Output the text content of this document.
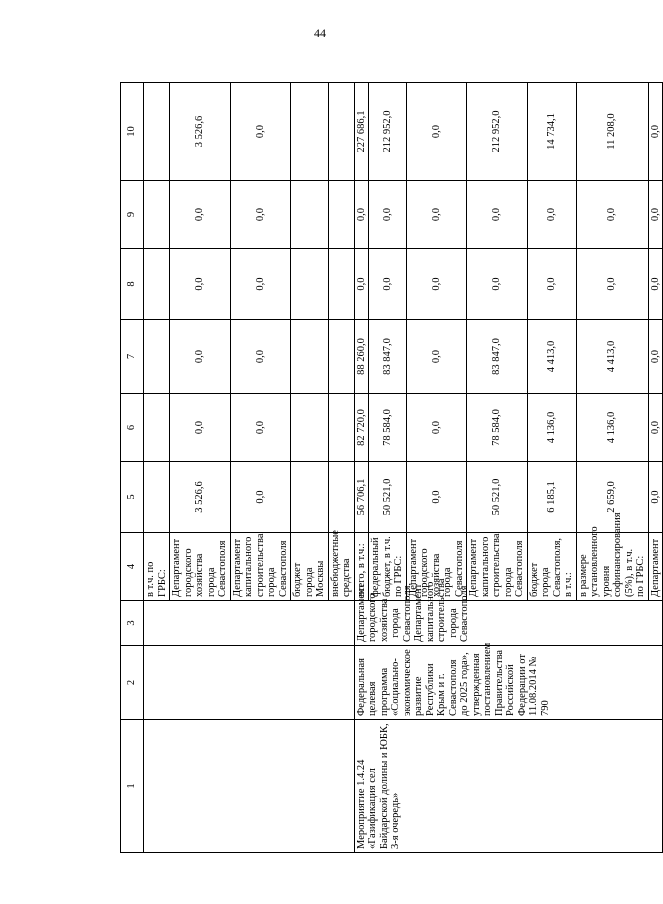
44
1	2	3	4	5	6	7	8	9	10
			в т.ч. по ГРБС:						
			Департамент городского хозяйства города Севастополя	3 526,6	0,0	0,0	0,0	0,0	3 526,6
			Департамент капитального строительства города Севастополя	0,0	0,0	0,0	0,0	0,0	0,0
			бюджет города Москвы						
			внебюджетные средства						
Мероприятие 1.4.24 «Газификация сел Байдарской долины и ЮБК, 3-я очередь»	Федеральная целевая программа «Социально-экономическое развитие Республики Крым и г. Севастополя до 2025 года», утвержденная постановлением Правительства Российской Федерации от 11.08.2014 № 790	Департамент городского хозяйства города Севастополя, Департамент капитального строительства города Севастополя	всего, в т.ч.:	56 706,1	82 720,0	88 260,0	0,0	0,0	227 686,1
			федеральный бюджет, в т.ч. по ГРБС:	50 521,0	78 584,0	83 847,0	0,0	0,0	212 952,0
			Департамент городского хозяйства города Севастополя	0,0	0,0	0,0	0,0	0,0	0,0
			Департамент капитального строительства города Севастополя	50 521,0	78 584,0	83 847,0	0,0	0,0	212 952,0
			бюджет города Севастополя, в т.ч.:	6 185,1	4 136,0	4 413,0	0,0	0,0	14 734,1
			в размере установленного уровня софинансирования (5%), в т.ч. по ГРБС:	2 659,0	4 136,0	4 413,0	0,0	0,0	11 208,0
			Департамент	0,0	0,0	0,0	0,0	0,0	0,0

● Stated problem
What is the number of lines in the data above that include the word "хозяйства"? Answer with that number only.

● Reply
3